Your objective – Find the lines that contain the word "image" and copy each one.
** START Entries shown **
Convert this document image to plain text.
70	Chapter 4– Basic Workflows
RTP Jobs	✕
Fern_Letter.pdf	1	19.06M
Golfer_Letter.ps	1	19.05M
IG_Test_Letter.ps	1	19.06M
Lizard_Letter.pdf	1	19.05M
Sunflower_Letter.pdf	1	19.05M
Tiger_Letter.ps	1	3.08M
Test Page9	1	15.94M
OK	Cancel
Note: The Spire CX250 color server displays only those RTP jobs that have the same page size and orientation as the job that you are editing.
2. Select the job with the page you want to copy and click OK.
** END Entries shown **
** START Entries shown **
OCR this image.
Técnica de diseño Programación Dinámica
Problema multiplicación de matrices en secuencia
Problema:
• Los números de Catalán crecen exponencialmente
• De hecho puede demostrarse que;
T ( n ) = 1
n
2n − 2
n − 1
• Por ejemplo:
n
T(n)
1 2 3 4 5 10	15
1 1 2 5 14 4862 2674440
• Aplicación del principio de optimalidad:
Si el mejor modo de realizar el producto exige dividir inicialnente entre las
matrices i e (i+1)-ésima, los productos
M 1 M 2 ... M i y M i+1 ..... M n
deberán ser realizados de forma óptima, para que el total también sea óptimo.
** END Entries shown **
Output of the exercise –
Convert this document image to plain text.
OCR this image.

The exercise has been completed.